:: Input material ::

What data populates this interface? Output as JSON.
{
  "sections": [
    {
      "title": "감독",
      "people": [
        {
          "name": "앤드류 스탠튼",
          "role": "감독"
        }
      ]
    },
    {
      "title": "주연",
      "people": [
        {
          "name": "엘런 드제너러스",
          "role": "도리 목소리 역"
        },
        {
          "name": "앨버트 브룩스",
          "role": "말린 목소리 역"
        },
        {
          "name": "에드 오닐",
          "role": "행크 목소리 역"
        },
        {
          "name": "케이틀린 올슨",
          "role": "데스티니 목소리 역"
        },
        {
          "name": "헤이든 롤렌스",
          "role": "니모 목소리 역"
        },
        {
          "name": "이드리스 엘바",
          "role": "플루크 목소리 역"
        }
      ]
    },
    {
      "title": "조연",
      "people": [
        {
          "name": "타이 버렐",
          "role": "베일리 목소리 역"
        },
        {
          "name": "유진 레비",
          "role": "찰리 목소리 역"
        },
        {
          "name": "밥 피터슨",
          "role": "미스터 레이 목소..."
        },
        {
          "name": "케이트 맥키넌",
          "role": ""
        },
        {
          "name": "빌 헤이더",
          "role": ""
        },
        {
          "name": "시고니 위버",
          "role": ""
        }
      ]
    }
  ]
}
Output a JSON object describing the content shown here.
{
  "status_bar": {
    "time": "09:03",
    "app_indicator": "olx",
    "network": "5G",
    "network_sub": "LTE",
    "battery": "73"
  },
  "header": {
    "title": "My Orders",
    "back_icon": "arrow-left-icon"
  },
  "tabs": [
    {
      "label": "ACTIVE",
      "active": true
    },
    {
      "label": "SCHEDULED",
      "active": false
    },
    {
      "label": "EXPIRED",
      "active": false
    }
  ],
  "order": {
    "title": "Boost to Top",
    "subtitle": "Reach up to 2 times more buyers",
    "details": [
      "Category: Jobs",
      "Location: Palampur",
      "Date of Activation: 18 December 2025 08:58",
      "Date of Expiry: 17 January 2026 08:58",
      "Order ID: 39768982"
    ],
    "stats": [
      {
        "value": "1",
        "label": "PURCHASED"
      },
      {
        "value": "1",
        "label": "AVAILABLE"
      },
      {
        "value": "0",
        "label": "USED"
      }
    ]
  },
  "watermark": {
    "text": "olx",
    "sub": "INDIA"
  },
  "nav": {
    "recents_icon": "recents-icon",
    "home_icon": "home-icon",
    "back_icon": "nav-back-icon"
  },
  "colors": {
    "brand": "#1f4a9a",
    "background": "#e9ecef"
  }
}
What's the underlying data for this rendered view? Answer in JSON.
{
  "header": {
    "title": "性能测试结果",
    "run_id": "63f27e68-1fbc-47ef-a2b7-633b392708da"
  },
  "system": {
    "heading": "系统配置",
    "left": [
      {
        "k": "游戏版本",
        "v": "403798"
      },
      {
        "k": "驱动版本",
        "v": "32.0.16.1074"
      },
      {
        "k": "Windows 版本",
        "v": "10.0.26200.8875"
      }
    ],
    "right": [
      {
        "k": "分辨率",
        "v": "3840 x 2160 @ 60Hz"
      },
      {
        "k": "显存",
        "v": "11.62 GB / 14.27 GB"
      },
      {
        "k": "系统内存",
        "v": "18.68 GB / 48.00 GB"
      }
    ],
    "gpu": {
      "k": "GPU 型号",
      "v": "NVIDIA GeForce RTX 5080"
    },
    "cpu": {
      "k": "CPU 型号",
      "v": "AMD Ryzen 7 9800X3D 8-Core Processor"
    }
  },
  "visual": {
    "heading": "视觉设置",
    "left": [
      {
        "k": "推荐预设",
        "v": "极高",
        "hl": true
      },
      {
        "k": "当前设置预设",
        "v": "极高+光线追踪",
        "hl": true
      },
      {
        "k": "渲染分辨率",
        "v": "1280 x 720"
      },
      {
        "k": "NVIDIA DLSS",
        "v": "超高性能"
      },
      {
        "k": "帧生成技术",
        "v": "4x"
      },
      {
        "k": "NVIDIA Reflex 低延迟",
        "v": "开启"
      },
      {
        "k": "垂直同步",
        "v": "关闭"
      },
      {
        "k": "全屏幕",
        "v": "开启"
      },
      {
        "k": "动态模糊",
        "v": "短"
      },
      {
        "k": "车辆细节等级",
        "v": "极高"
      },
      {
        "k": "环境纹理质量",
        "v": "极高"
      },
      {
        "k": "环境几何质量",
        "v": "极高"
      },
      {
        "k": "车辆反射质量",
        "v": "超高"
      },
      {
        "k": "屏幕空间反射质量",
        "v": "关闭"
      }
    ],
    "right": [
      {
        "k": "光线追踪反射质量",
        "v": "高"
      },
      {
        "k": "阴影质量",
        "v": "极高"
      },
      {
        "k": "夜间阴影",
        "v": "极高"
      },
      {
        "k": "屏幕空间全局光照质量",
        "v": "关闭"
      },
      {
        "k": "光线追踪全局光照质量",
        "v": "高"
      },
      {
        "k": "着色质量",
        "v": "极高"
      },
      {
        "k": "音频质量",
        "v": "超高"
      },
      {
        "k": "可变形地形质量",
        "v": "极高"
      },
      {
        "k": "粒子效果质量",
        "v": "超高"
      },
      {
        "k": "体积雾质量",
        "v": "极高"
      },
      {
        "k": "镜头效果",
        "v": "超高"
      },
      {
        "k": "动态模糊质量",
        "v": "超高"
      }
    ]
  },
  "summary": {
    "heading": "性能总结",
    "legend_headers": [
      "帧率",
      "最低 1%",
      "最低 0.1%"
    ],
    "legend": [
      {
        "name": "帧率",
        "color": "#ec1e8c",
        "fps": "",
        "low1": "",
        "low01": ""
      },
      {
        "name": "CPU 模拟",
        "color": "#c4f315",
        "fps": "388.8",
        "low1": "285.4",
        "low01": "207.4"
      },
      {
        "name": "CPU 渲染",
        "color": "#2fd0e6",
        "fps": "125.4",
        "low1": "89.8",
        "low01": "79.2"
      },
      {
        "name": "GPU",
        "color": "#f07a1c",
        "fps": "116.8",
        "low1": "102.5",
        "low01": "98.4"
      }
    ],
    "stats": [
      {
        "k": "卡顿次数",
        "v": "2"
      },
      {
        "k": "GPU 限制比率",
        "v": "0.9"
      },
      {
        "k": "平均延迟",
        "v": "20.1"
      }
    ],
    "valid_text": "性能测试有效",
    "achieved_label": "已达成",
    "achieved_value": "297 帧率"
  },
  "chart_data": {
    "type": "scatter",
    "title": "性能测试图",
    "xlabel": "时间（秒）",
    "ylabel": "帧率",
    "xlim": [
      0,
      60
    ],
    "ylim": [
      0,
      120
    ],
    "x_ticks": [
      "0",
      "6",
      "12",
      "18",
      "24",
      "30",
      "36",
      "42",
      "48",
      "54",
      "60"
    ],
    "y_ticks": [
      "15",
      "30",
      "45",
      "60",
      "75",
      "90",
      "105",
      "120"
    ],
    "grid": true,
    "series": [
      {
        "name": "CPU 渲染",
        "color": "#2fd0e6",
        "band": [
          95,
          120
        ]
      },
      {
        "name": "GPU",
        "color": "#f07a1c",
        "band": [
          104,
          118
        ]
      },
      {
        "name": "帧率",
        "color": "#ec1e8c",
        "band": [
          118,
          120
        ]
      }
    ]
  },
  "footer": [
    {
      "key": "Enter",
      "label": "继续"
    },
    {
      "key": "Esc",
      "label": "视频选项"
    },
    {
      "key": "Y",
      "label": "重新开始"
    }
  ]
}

:::

Aim
The records above should be duplicated in full, exactly as given.

Task result
What data populates this interface? Output as JSON.
{
  "sections": [
    {
      "title": "감독",
      "people": [
        {
          "name": "앤드류 스탠튼",
          "role": "감독"
        }
      ]
    },
    {
      "title": "주연",
      "people": [
        {
          "name": "엘런 드제너러스",
          "role": "도리 목소리 역"
        },
        {
          "name": "앨버트 브룩스",
          "role": "말린 목소리 역"
        },
        {
          "name": "에드 오닐",
          "role": "행크 목소리 역"
        },
        {
          "name": "케이틀린 올슨",
          "role": "데스티니 목소리 역"
        },
        {
          "name": "헤이든 롤렌스",
          "role": "니모 목소리 역"
        },
        {
          "name": "이드리스 엘바",
          "role": "플루크 목소리 역"
        }
      ]
    },
    {
      "title": "조연",
      "people": [
        {
          "name": "타이 버렐",
          "role": "베일리 목소리 역"
        },
        {
          "name": "유진 레비",
          "role": "찰리 목소리 역"
        },
        {
          "name": "밥 피터슨",
          "role": "미스터 레이 목소..."
        },
        {
          "name": "케이트 맥키넌",
          "role": ""
        },
        {
          "name": "빌 헤이더",
          "role": ""
        },
        {
          "name": "시고니 위버",
          "role": ""
        }
      ]
    }
  ]
}
Output a JSON object describing the content shown here.
{
  "status_bar": {
    "time": "09:03",
    "app_indicator": "olx",
    "network": "5G",
    "network_sub": "LTE",
    "battery": "73"
  },
  "header": {
    "title": "My Orders",
    "back_icon": "arrow-left-icon"
  },
  "tabs": [
    {
      "label": "ACTIVE",
      "active": true
    },
    {
      "label": "SCHEDULED",
      "active": false
    },
    {
      "label": "EXPIRED",
      "active": false
    }
  ],
  "order": {
    "title": "Boost to Top",
    "subtitle": "Reach up to 2 times more buyers",
    "details": [
      "Category: Jobs",
      "Location: Palampur",
      "Date of Activation: 18 December 2025 08:58",
      "Date of Expiry: 17 January 2026 08:58",
      "Order ID: 39768982"
    ],
    "stats": [
      {
        "value": "1",
        "label": "PURCHASED"
      },
      {
        "value": "1",
        "label": "AVAILABLE"
      },
      {
        "value": "0",
        "label": "USED"
      }
    ]
  },
  "watermark": {
    "text": "olx",
    "sub": "INDIA"
  },
  "nav": {
    "recents_icon": "recents-icon",
    "home_icon": "home-icon",
    "back_icon": "nav-back-icon"
  },
  "colors": {
    "brand": "#1f4a9a",
    "background": "#e9ecef"
  }
}
What's the underlying data for this rendered view? Answer in JSON.
{
  "header": {
    "title": "性能测试结果",
    "run_id": "63f27e68-1fbc-47ef-a2b7-633b392708da"
  },
  "system": {
    "heading": "系统配置",
    "left": [
      {
        "k": "游戏版本",
        "v": "403798"
      },
      {
        "k": "驱动版本",
        "v": "32.0.16.1074"
      },
      {
        "k": "Windows 版本",
        "v": "10.0.26200.8875"
      }
    ],
    "right": [
      {
        "k": "分辨率",
        "v": "3840 x 2160 @ 60Hz"
      },
      {
        "k": "显存",
        "v": "11.62 GB / 14.27 GB"
      },
      {
        "k": "系统内存",
        "v": "18.68 GB / 48.00 GB"
      }
    ],
    "gpu": {
      "k": "GPU 型号",
      "v": "NVIDIA GeForce RTX 5080"
    },
    "cpu": {
      "k": "CPU 型号",
      "v": "AMD Ryzen 7 9800X3D 8-Core Processor"
    }
  },
  "visual": {
    "heading": "视觉设置",
    "left": [
      {
        "k": "推荐预设",
        "v": "极高",
        "hl": true
      },
      {
        "k": "当前设置预设",
        "v": "极高+光线追踪",
        "hl": true
      },
      {
        "k": "渲染分辨率",
        "v": "1280 x 720"
      },
      {
        "k": "NVIDIA DLSS",
        "v": "超高性能"
      },
      {
        "k": "帧生成技术",
        "v": "4x"
      },
      {
        "k": "NVIDIA Reflex 低延迟",
        "v": "开启"
      },
      {
        "k": "垂直同步",
        "v": "关闭"
      },
      {
        "k": "全屏幕",
        "v": "开启"
      },
      {
        "k": "动态模糊",
        "v": "短"
      },
      {
        "k": "车辆细节等级",
        "v": "极高"
      },
      {
        "k": "环境纹理质量",
        "v": "极高"
      },
      {
        "k": "环境几何质量",
        "v": "极高"
      },
      {
        "k": "车辆反射质量",
        "v": "超高"
      },
      {
        "k": "屏幕空间反射质量",
        "v": "关闭"
      }
    ],
    "right": [
      {
        "k": "光线追踪反射质量",
        "v": "高"
      },
      {
        "k": "阴影质量",
        "v": "极高"
      },
      {
        "k": "夜间阴影",
        "v": "极高"
      },
      {
        "k": "屏幕空间全局光照质量",
        "v": "关闭"
      },
      {
        "k": "光线追踪全局光照质量",
        "v": "高"
      },
      {
        "k": "着色质量",
        "v": "极高"
      },
      {
        "k": "音频质量",
        "v": "超高"
      },
      {
        "k": "可变形地形质量",
        "v": "极高"
      },
      {
        "k": "粒子效果质量",
        "v": "超高"
      },
      {
        "k": "体积雾质量",
        "v": "极高"
      },
      {
        "k": "镜头效果",
        "v": "超高"
      },
      {
        "k": "动态模糊质量",
        "v": "超高"
      }
    ]
  },
  "summary": {
    "heading": "性能总结",
    "legend_headers": [
      "帧率",
      "最低 1%",
      "最低 0.1%"
    ],
    "legend": [
      {
        "name": "帧率",
        "color": "#ec1e8c",
        "fps": "",
        "low1": "",
        "low01": ""
      },
      {
        "name": "CPU 模拟",
        "color": "#c4f315",
        "fps": "388.8",
        "low1": "285.4",
        "low01": "207.4"
      },
      {
        "name": "CPU 渲染",
        "color": "#2fd0e6",
        "fps": "125.4",
        "low1": "89.8",
        "low01": "79.2"
      },
      {
        "name": "GPU",
        "color": "#f07a1c",
        "fps": "116.8",
        "low1": "102.5",
        "low01": "98.4"
      }
    ],
    "stats": [
      {
        "k": "卡顿次数",
        "v": "2"
      },
      {
        "k": "GPU 限制比率",
        "v": "0.9"
      },
      {
        "k": "平均延迟",
        "v": "20.1"
      }
    ],
    "valid_text": "性能测试有效",
    "achieved_label": "已达成",
    "achieved_value": "297 帧率"
  },
  "chart_data": {
    "type": "scatter",
    "title": "性能测试图",
    "xlabel": "时间（秒）",
    "ylabel": "帧率",
    "xlim": [
      0,
      60
    ],
    "ylim": [
      0,
      120
    ],
    "x_ticks": [
      "0",
      "6",
      "12",
      "18",
      "24",
      "30",
      "36",
      "42",
      "48",
      "54",
      "60"
    ],
    "y_ticks": [
      "15",
      "30",
      "45",
      "60",
      "75",
      "90",
      "105",
      "120"
    ],
    "grid": true,
    "series": [
      {
        "name": "CPU 渲染",
        "color": "#2fd0e6",
        "band": [
          95,
          120
        ]
      },
      {
        "name": "GPU",
        "color": "#f07a1c",
        "band": [
          104,
          118
        ]
      },
      {
        "name": "帧率",
        "color": "#ec1e8c",
        "band": [
          118,
          120
        ]
      }
    ]
  },
  "footer": [
    {
      "key": "Enter",
      "label": "继续"
    },
    {
      "key": "Esc",
      "label": "视频选项"
    },
    {
      "key": "Y",
      "label": "重新开始"
    }
  ]
}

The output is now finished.